- **What this task involves**
Repeat all of the material below exactly as written, images excluded.

- **Material for this exercise**
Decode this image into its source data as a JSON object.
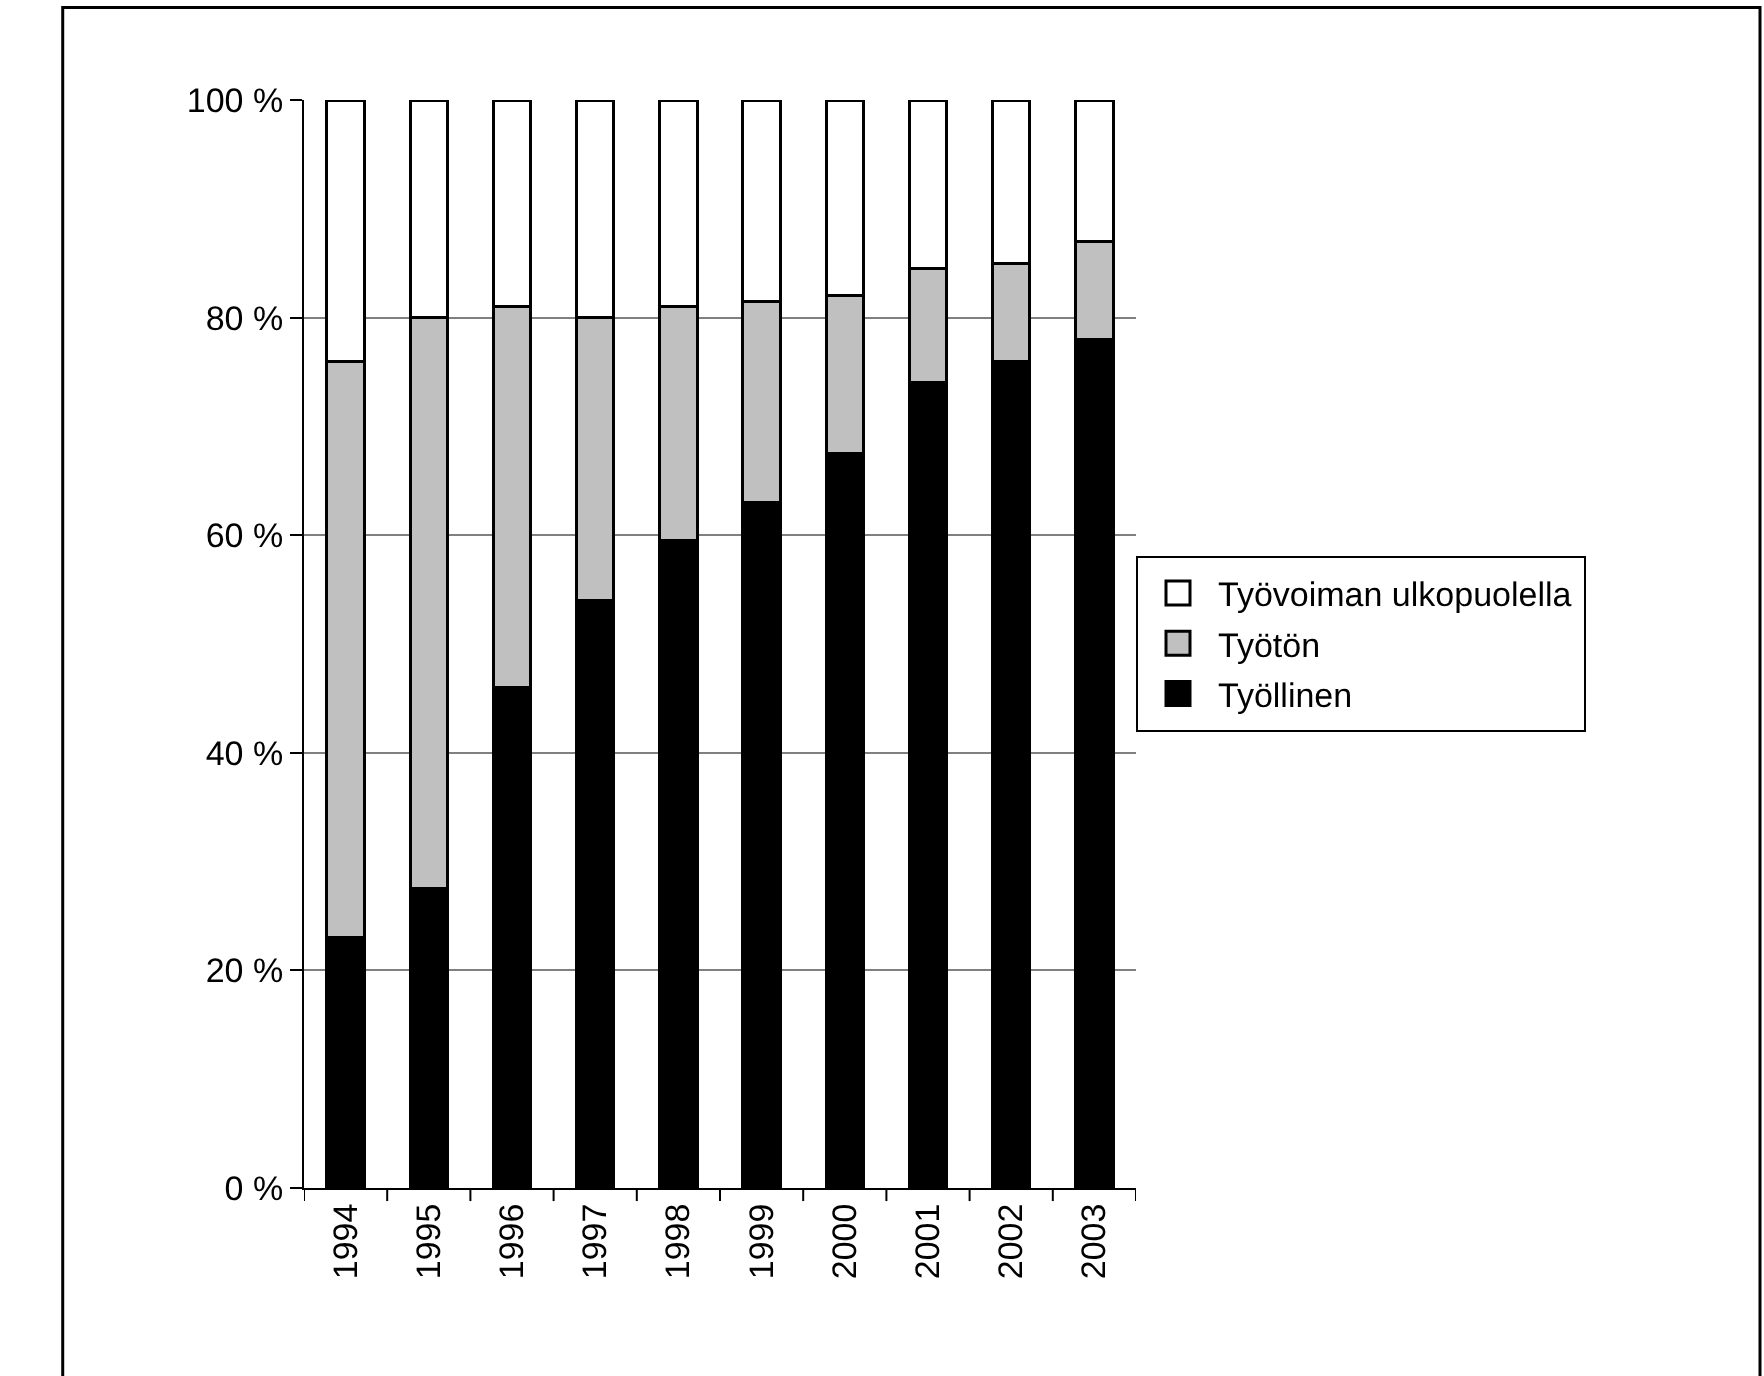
{
  "chart_data": {
    "type": "bar",
    "stacked": true,
    "categories": [
      "1994",
      "1995",
      "1996",
      "1997",
      "1998",
      "1999",
      "2000",
      "2001",
      "2002",
      "2003"
    ],
    "series": [
      {
        "name": "Työllinen",
        "color": "#000000",
        "values": [
          23,
          27.5,
          46,
          54,
          59.5,
          63,
          67.5,
          74,
          76,
          78
        ]
      },
      {
        "name": "Työtön",
        "color": "#c0c0c0",
        "values": [
          53,
          52.5,
          35,
          26,
          21.5,
          18.5,
          14.5,
          10.5,
          9,
          9
        ]
      },
      {
        "name": "Työvoiman ulkopuolella",
        "color": "#ffffff",
        "values": [
          24,
          20,
          19,
          20,
          19,
          18.5,
          18,
          15.5,
          15,
          13
        ]
      }
    ],
    "ylim": [
      0,
      100
    ],
    "yticks": [
      {
        "value": 0,
        "label": "0 %"
      },
      {
        "value": 20,
        "label": "20 %"
      },
      {
        "value": 40,
        "label": "40 %"
      },
      {
        "value": 60,
        "label": "60 %"
      },
      {
        "value": 80,
        "label": "80 %"
      },
      {
        "value": 100,
        "label": "100 %"
      }
    ],
    "grid": "y",
    "legend": "right"
  }
}
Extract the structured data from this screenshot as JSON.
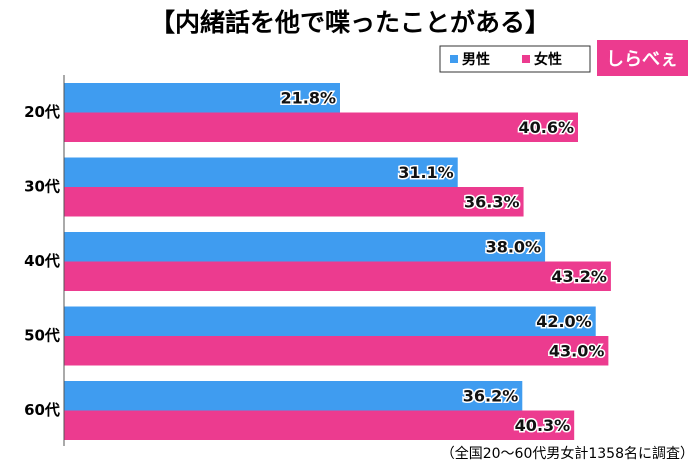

- **Complete answer**
Decode this image into its source data as a JSON object.
{
  "chart_data": {
    "type": "bar",
    "stacked": true,
    "categories": [
      "1994",
      "1995",
      "1996",
      "1997",
      "1998",
      "1999",
      "2000",
      "2001",
      "2002",
      "2003"
    ],
    "series": [
      {
        "name": "Työllinen",
        "color": "#000000",
        "values": [
          23,
          27.5,
          46,
          54,
          59.5,
          63,
          67.5,
          74,
          76,
          78
        ]
      },
      {
        "name": "Työtön",
        "color": "#c0c0c0",
        "values": [
          53,
          52.5,
          35,
          26,
          21.5,
          18.5,
          14.5,
          10.5,
          9,
          9
        ]
      },
      {
        "name": "Työvoiman ulkopuolella",
        "color": "#ffffff",
        "values": [
          24,
          20,
          19,
          20,
          19,
          18.5,
          18,
          15.5,
          15,
          13
        ]
      }
    ],
    "ylim": [
      0,
      100
    ],
    "yticks": [
      {
        "value": 0,
        "label": "0 %"
      },
      {
        "value": 20,
        "label": "20 %"
      },
      {
        "value": 40,
        "label": "40 %"
      },
      {
        "value": 60,
        "label": "60 %"
      },
      {
        "value": 80,
        "label": "80 %"
      },
      {
        "value": 100,
        "label": "100 %"
      }
    ],
    "grid": "y",
    "legend": "right"
  }
}
Extract the structured data from this screenshot as JSON.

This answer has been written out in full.